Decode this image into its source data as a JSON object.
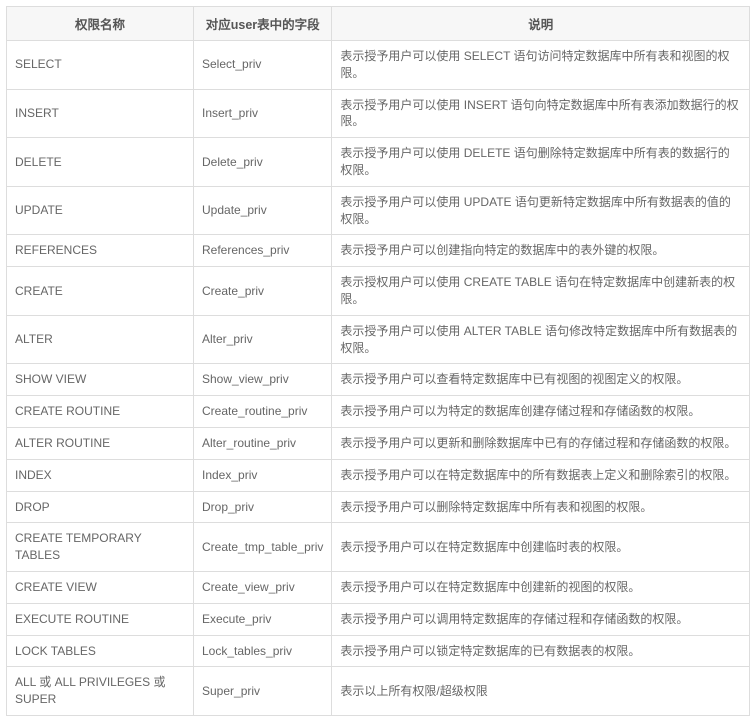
{
  "headers": {
    "name": "权限名称",
    "field": "对应user表中的字段",
    "desc": "说明"
  },
  "rows": [
    {
      "name": "SELECT",
      "field": "Select_priv",
      "desc": "表示授予用户可以使用 SELECT 语句访问特定数据库中所有表和视图的权限。"
    },
    {
      "name": "INSERT",
      "field": "Insert_priv",
      "desc": "表示授予用户可以使用 INSERT 语句向特定数据库中所有表添加数据行的权限。"
    },
    {
      "name": "DELETE",
      "field": "Delete_priv",
      "desc": "表示授予用户可以使用 DELETE 语句删除特定数据库中所有表的数据行的权限。"
    },
    {
      "name": "UPDATE",
      "field": "Update_priv",
      "desc": "表示授予用户可以使用 UPDATE 语句更新特定数据库中所有数据表的值的权限。"
    },
    {
      "name": "REFERENCES",
      "field": "References_priv",
      "desc": "表示授予用户可以创建指向特定的数据库中的表外键的权限。"
    },
    {
      "name": "CREATE",
      "field": "Create_priv",
      "desc": "表示授权用户可以使用 CREATE TABLE 语句在特定数据库中创建新表的权限。"
    },
    {
      "name": "ALTER",
      "field": "Alter_priv",
      "desc": "表示授予用户可以使用 ALTER TABLE 语句修改特定数据库中所有数据表的权限。"
    },
    {
      "name": "SHOW VIEW",
      "field": "Show_view_priv",
      "desc": "表示授予用户可以查看特定数据库中已有视图的视图定义的权限。"
    },
    {
      "name": "CREATE ROUTINE",
      "field": "Create_routine_priv",
      "desc": "表示授予用户可以为特定的数据库创建存储过程和存储函数的权限。"
    },
    {
      "name": "ALTER ROUTINE",
      "field": "Alter_routine_priv",
      "desc": "表示授予用户可以更新和删除数据库中已有的存储过程和存储函数的权限。"
    },
    {
      "name": "INDEX",
      "field": "Index_priv",
      "desc": "表示授予用户可以在特定数据库中的所有数据表上定义和删除索引的权限。"
    },
    {
      "name": "DROP",
      "field": "Drop_priv",
      "desc": "表示授予用户可以删除特定数据库中所有表和视图的权限。"
    },
    {
      "name": "CREATE TEMPORARY TABLES",
      "field": "Create_tmp_table_priv",
      "desc": "表示授予用户可以在特定数据库中创建临时表的权限。"
    },
    {
      "name": "CREATE VIEW",
      "field": "Create_view_priv",
      "desc": "表示授予用户可以在特定数据库中创建新的视图的权限。"
    },
    {
      "name": "EXECUTE ROUTINE",
      "field": "Execute_priv",
      "desc": "表示授予用户可以调用特定数据库的存储过程和存储函数的权限。"
    },
    {
      "name": "LOCK TABLES",
      "field": "Lock_tables_priv",
      "desc": "表示授予用户可以锁定特定数据库的已有数据表的权限。"
    },
    {
      "name": "ALL 或 ALL PRIVILEGES 或 SUPER",
      "field": "Super_priv",
      "desc": "表示以上所有权限/超级权限"
    }
  ]
}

********************

▶ **GIVEN TASK**
Pictures stay out; repeat all the rest of the records exactly.

▶ **CORRECT ANSWER**
Decode this image into its source data as a JSON object.
{
  "headers": {
    "name": "权限名称",
    "field": "对应user表中的字段",
    "desc": "说明"
  },
  "rows": [
    {
      "name": "SELECT",
      "field": "Select_priv",
      "desc": "表示授予用户可以使用 SELECT 语句访问特定数据库中所有表和视图的权限。"
    },
    {
      "name": "INSERT",
      "field": "Insert_priv",
      "desc": "表示授予用户可以使用 INSERT 语句向特定数据库中所有表添加数据行的权限。"
    },
    {
      "name": "DELETE",
      "field": "Delete_priv",
      "desc": "表示授予用户可以使用 DELETE 语句删除特定数据库中所有表的数据行的权限。"
    },
    {
      "name": "UPDATE",
      "field": "Update_priv",
      "desc": "表示授予用户可以使用 UPDATE 语句更新特定数据库中所有数据表的值的权限。"
    },
    {
      "name": "REFERENCES",
      "field": "References_priv",
      "desc": "表示授予用户可以创建指向特定的数据库中的表外键的权限。"
    },
    {
      "name": "CREATE",
      "field": "Create_priv",
      "desc": "表示授权用户可以使用 CREATE TABLE 语句在特定数据库中创建新表的权限。"
    },
    {
      "name": "ALTER",
      "field": "Alter_priv",
      "desc": "表示授予用户可以使用 ALTER TABLE 语句修改特定数据库中所有数据表的权限。"
    },
    {
      "name": "SHOW VIEW",
      "field": "Show_view_priv",
      "desc": "表示授予用户可以查看特定数据库中已有视图的视图定义的权限。"
    },
    {
      "name": "CREATE ROUTINE",
      "field": "Create_routine_priv",
      "desc": "表示授予用户可以为特定的数据库创建存储过程和存储函数的权限。"
    },
    {
      "name": "ALTER ROUTINE",
      "field": "Alter_routine_priv",
      "desc": "表示授予用户可以更新和删除数据库中已有的存储过程和存储函数的权限。"
    },
    {
      "name": "INDEX",
      "field": "Index_priv",
      "desc": "表示授予用户可以在特定数据库中的所有数据表上定义和删除索引的权限。"
    },
    {
      "name": "DROP",
      "field": "Drop_priv",
      "desc": "表示授予用户可以删除特定数据库中所有表和视图的权限。"
    },
    {
      "name": "CREATE TEMPORARY TABLES",
      "field": "Create_tmp_table_priv",
      "desc": "表示授予用户可以在特定数据库中创建临时表的权限。"
    },
    {
      "name": "CREATE VIEW",
      "field": "Create_view_priv",
      "desc": "表示授予用户可以在特定数据库中创建新的视图的权限。"
    },
    {
      "name": "EXECUTE ROUTINE",
      "field": "Execute_priv",
      "desc": "表示授予用户可以调用特定数据库的存储过程和存储函数的权限。"
    },
    {
      "name": "LOCK TABLES",
      "field": "Lock_tables_priv",
      "desc": "表示授予用户可以锁定特定数据库的已有数据表的权限。"
    },
    {
      "name": "ALL 或 ALL PRIVILEGES 或 SUPER",
      "field": "Super_priv",
      "desc": "表示以上所有权限/超级权限"
    }
  ]
}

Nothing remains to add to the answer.